The problem: In the lines below, how many hold the word "افزودن"? Answer only with the number.

Extracted data:

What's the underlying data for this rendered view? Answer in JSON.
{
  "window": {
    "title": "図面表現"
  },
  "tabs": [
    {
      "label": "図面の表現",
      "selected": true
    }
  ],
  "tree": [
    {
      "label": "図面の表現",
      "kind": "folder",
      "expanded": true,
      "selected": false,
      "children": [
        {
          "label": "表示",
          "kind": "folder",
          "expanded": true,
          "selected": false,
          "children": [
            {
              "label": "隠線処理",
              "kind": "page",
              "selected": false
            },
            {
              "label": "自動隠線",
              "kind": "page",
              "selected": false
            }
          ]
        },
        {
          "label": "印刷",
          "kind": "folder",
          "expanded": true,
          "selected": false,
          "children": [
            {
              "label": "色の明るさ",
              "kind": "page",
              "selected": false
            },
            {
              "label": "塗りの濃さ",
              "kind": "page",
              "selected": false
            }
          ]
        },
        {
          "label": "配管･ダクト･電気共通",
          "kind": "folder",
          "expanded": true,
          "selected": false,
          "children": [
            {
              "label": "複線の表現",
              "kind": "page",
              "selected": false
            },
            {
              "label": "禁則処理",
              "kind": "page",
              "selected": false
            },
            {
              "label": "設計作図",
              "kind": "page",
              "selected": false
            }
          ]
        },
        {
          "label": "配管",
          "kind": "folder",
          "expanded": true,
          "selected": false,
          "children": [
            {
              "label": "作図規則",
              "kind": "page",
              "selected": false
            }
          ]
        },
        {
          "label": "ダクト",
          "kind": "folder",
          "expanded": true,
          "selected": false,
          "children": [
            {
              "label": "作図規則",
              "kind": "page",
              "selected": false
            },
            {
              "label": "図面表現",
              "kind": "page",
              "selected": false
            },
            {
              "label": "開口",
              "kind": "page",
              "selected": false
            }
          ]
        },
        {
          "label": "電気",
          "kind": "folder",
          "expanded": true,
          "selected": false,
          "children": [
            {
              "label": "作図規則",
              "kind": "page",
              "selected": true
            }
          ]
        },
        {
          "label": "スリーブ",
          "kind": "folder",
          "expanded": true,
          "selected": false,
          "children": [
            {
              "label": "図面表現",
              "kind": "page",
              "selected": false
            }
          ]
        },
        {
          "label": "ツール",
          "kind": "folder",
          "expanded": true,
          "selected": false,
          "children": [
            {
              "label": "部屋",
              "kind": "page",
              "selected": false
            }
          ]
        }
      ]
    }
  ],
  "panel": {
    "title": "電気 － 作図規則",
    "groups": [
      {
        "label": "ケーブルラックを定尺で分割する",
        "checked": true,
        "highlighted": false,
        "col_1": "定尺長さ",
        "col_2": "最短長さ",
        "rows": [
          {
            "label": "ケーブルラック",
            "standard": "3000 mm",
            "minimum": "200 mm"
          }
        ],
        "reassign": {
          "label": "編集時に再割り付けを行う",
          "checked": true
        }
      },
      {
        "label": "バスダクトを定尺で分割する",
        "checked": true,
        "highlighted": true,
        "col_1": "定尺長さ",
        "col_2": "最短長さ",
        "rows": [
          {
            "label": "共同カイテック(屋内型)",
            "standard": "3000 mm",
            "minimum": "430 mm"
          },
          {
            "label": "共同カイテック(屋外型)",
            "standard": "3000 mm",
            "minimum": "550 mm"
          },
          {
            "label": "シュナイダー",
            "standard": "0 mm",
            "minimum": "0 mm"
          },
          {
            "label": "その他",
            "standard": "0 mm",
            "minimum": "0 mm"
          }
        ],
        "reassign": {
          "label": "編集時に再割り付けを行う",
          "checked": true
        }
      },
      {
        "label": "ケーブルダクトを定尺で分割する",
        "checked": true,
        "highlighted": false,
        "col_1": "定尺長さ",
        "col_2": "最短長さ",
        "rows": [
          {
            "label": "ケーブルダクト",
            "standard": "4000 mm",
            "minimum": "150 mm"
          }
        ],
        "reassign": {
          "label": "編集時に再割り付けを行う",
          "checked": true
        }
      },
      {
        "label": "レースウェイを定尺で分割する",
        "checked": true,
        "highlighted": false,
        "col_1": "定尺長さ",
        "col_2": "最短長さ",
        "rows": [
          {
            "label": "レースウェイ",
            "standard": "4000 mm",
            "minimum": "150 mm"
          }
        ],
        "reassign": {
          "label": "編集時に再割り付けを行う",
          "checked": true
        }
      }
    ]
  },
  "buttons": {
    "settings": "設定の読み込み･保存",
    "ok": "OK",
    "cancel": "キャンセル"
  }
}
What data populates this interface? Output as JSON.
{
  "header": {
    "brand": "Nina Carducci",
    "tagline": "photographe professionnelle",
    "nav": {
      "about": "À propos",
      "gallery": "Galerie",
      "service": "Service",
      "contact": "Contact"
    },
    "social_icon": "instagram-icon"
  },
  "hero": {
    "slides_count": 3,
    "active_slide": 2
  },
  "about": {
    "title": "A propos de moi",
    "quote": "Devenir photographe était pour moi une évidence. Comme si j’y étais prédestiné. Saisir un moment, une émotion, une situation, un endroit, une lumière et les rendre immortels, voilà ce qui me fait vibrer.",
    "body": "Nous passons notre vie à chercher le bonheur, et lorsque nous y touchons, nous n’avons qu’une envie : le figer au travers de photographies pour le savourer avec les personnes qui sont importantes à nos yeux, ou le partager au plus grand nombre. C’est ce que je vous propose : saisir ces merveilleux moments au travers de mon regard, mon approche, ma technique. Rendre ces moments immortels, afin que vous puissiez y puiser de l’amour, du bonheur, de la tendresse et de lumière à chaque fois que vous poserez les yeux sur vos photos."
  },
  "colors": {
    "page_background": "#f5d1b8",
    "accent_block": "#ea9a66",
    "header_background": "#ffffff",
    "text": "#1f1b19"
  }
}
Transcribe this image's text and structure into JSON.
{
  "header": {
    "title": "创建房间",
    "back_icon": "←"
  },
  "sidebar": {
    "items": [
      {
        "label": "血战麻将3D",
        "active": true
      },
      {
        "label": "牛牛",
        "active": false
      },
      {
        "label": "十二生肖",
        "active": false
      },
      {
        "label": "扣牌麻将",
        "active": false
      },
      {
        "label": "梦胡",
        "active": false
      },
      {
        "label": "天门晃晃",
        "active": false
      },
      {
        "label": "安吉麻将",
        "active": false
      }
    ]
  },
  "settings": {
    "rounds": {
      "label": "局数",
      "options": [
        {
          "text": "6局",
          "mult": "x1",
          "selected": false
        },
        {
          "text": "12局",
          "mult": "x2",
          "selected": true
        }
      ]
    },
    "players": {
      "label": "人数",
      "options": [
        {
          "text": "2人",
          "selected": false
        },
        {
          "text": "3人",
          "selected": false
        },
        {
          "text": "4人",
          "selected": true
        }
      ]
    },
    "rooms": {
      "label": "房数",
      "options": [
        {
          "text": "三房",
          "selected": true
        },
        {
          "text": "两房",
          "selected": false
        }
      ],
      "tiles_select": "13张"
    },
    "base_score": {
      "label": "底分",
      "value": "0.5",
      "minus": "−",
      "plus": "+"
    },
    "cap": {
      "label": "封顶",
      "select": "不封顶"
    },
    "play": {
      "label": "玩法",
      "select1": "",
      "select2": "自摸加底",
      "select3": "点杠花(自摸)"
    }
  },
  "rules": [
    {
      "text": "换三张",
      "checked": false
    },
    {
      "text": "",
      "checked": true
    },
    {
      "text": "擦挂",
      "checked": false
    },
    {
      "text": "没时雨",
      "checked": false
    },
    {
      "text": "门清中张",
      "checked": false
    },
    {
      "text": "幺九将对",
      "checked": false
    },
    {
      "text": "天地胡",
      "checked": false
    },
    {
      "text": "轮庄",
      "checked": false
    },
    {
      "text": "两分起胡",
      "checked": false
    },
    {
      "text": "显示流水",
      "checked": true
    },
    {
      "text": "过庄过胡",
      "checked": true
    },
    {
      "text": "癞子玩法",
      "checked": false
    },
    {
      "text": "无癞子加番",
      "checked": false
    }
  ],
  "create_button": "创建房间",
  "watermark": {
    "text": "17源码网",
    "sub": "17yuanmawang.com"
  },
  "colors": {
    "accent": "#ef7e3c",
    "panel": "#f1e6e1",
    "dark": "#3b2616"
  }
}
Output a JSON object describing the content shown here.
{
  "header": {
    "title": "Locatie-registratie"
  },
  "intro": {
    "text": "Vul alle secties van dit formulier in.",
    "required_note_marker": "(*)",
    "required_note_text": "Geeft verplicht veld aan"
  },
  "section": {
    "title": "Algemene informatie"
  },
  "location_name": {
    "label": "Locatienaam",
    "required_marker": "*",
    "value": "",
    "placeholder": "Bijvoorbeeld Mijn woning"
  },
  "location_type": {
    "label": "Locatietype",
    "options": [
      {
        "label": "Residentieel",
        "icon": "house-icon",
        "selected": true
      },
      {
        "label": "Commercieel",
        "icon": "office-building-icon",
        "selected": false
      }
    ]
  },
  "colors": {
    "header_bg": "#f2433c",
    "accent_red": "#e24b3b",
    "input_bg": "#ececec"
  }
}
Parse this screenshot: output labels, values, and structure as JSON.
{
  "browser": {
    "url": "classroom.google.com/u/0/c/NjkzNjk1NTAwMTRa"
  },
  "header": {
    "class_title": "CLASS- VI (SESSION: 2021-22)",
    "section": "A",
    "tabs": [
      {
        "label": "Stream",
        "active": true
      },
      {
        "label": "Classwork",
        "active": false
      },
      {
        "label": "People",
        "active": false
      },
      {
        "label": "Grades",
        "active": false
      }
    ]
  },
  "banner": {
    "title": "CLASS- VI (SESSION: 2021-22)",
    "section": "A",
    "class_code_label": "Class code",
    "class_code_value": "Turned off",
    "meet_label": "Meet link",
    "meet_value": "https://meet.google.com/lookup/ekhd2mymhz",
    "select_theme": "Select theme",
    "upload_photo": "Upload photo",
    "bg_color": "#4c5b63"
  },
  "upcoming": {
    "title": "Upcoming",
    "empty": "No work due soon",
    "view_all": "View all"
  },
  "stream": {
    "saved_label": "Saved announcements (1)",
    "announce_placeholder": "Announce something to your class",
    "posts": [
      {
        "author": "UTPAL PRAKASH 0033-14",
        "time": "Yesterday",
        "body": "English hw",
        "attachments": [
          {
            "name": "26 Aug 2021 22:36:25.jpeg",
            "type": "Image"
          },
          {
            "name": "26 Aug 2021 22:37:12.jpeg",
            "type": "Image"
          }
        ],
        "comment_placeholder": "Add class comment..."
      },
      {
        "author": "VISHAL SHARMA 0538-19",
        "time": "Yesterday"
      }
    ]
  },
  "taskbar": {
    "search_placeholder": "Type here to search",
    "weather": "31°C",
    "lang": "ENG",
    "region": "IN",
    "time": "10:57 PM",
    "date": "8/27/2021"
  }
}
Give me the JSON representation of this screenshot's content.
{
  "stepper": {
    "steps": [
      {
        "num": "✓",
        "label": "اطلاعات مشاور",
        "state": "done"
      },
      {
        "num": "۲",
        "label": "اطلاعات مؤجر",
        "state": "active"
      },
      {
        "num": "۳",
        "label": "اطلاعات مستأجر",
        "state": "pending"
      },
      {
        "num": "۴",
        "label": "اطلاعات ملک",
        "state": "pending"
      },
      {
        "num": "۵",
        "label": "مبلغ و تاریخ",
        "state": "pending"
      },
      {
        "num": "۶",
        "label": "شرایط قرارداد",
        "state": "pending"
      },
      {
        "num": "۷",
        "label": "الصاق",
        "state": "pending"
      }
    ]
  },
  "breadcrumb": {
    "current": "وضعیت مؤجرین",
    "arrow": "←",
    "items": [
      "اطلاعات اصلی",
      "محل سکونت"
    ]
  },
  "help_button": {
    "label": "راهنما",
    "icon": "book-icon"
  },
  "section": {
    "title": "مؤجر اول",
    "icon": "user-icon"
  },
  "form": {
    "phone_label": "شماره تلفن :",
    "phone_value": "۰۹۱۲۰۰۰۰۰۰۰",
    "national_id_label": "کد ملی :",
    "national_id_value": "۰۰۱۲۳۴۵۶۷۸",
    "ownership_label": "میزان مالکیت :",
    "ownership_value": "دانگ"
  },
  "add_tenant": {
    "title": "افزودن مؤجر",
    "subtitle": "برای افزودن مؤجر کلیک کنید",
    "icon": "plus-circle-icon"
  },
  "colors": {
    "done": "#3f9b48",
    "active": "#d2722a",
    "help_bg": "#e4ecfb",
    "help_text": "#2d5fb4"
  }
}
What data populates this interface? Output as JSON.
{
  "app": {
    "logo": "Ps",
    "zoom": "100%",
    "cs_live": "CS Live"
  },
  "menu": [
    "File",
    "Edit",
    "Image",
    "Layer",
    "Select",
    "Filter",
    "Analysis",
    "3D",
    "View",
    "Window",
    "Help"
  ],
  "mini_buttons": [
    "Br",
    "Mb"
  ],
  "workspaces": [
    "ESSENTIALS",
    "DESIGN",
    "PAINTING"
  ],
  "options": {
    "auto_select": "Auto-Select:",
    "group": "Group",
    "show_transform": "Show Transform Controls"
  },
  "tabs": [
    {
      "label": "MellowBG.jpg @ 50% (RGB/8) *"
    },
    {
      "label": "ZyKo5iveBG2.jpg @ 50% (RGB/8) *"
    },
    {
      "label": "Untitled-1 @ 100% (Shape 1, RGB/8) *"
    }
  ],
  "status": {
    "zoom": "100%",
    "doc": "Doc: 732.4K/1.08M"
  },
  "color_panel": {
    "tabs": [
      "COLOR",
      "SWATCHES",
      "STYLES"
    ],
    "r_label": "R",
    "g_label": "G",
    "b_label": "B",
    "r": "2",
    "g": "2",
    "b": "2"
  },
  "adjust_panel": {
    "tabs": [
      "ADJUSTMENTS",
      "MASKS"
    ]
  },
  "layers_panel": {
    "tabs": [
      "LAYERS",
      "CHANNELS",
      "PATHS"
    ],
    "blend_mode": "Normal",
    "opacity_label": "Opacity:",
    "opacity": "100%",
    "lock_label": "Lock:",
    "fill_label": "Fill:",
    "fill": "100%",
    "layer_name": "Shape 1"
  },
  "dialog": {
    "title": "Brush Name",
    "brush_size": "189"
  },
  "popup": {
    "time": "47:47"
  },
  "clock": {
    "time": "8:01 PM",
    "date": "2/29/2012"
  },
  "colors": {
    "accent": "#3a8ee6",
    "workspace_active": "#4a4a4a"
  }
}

Correct response: 2